## [Items]

——

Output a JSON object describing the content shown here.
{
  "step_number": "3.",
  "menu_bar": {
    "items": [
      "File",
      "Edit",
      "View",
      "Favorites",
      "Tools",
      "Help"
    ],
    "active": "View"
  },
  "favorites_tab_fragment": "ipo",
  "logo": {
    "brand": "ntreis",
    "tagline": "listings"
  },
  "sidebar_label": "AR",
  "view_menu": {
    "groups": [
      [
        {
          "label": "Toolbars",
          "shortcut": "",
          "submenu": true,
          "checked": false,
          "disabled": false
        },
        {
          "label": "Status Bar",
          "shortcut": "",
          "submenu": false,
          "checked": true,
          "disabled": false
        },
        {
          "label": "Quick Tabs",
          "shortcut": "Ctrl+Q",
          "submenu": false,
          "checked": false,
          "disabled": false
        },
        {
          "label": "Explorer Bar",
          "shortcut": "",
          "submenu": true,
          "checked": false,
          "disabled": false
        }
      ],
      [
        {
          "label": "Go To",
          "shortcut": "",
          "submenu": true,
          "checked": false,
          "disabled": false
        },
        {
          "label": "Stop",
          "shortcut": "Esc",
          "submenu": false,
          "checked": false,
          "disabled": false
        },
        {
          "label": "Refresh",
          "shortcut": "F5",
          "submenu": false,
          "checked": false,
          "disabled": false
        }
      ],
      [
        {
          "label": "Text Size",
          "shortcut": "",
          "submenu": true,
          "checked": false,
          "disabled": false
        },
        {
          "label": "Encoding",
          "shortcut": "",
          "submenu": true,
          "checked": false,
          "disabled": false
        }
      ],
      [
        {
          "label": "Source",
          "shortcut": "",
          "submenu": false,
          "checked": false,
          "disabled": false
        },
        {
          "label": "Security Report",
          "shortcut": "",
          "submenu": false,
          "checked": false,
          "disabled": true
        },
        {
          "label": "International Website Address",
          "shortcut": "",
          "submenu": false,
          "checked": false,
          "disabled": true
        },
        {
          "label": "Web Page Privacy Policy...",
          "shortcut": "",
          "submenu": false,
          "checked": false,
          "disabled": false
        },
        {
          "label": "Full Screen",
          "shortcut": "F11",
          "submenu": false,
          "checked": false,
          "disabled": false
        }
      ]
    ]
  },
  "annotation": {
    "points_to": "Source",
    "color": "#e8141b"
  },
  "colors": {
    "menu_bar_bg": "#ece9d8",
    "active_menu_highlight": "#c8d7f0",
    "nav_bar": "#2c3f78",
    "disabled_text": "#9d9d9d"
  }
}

——

## [What is asked]
Every line of the records above needs to be given again exactly.

## [Result of the task]
Output a JSON object describing the content shown here.
{
  "step_number": "3.",
  "menu_bar": {
    "items": [
      "File",
      "Edit",
      "View",
      "Favorites",
      "Tools",
      "Help"
    ],
    "active": "View"
  },
  "favorites_tab_fragment": "ipo",
  "logo": {
    "brand": "ntreis",
    "tagline": "listings"
  },
  "sidebar_label": "AR",
  "view_menu": {
    "groups": [
      [
        {
          "label": "Toolbars",
          "shortcut": "",
          "submenu": true,
          "checked": false,
          "disabled": false
        },
        {
          "label": "Status Bar",
          "shortcut": "",
          "submenu": false,
          "checked": true,
          "disabled": false
        },
        {
          "label": "Quick Tabs",
          "shortcut": "Ctrl+Q",
          "submenu": false,
          "checked": false,
          "disabled": false
        },
        {
          "label": "Explorer Bar",
          "shortcut": "",
          "submenu": true,
          "checked": false,
          "disabled": false
        }
      ],
      [
        {
          "label": "Go To",
          "shortcut": "",
          "submenu": true,
          "checked": false,
          "disabled": false
        },
        {
          "label": "Stop",
          "shortcut": "Esc",
          "submenu": false,
          "checked": false,
          "disabled": false
        },
        {
          "label": "Refresh",
          "shortcut": "F5",
          "submenu": false,
          "checked": false,
          "disabled": false
        }
      ],
      [
        {
          "label": "Text Size",
          "shortcut": "",
          "submenu": true,
          "checked": false,
          "disabled": false
        },
        {
          "label": "Encoding",
          "shortcut": "",
          "submenu": true,
          "checked": false,
          "disabled": false
        }
      ],
      [
        {
          "label": "Source",
          "shortcut": "",
          "submenu": false,
          "checked": false,
          "disabled": false
        },
        {
          "label": "Security Report",
          "shortcut": "",
          "submenu": false,
          "checked": false,
          "disabled": true
        },
        {
          "label": "International Website Address",
          "shortcut": "",
          "submenu": false,
          "checked": false,
          "disabled": true
        },
        {
          "label": "Web Page Privacy Policy...",
          "shortcut": "",
          "submenu": false,
          "checked": false,
          "disabled": false
        },
        {
          "label": "Full Screen",
          "shortcut": "F11",
          "submenu": false,
          "checked": false,
          "disabled": false
        }
      ]
    ]
  },
  "annotation": {
    "points_to": "Source",
    "color": "#e8141b"
  },
  "colors": {
    "menu_bar_bg": "#ece9d8",
    "active_menu_highlight": "#c8d7f0",
    "nav_bar": "#2c3f78",
    "disabled_text": "#9d9d9d"
  }
}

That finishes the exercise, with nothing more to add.